● DATA TO PROCESS

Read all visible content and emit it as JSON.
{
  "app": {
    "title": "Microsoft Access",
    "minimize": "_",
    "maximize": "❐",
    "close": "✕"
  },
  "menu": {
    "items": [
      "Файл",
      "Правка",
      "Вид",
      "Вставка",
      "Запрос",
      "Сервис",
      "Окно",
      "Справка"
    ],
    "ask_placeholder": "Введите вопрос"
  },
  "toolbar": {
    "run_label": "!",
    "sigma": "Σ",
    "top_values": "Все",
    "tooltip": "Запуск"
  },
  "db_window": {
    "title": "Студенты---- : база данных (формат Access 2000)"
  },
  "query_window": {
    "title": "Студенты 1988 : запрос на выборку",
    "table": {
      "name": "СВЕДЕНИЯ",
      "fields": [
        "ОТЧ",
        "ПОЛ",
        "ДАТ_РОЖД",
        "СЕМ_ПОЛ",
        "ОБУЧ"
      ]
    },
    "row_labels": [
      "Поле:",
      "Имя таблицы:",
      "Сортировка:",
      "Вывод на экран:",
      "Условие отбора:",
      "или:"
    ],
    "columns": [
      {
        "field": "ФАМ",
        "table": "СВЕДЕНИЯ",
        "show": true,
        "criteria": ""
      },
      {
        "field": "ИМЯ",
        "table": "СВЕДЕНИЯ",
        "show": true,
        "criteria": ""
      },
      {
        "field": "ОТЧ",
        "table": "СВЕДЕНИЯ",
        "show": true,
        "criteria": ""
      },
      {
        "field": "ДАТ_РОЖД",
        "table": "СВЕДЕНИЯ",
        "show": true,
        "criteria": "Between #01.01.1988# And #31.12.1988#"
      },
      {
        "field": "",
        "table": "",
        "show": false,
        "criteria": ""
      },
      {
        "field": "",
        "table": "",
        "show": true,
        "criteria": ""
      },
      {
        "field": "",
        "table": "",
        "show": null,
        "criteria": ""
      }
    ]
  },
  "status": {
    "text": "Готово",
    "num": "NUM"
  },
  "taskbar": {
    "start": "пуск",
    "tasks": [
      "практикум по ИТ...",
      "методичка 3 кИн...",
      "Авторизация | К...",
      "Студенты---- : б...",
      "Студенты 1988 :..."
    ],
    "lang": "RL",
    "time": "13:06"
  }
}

● EXERCISE PROMPT
Copy every line above that includes the string "title".

● FULL ANSWER
    "title": "Microsoft Access",
    "title": "Студенты---- : база данных (формат Access 2000)"
    "title": "Студенты 1988 : запрос на выборку",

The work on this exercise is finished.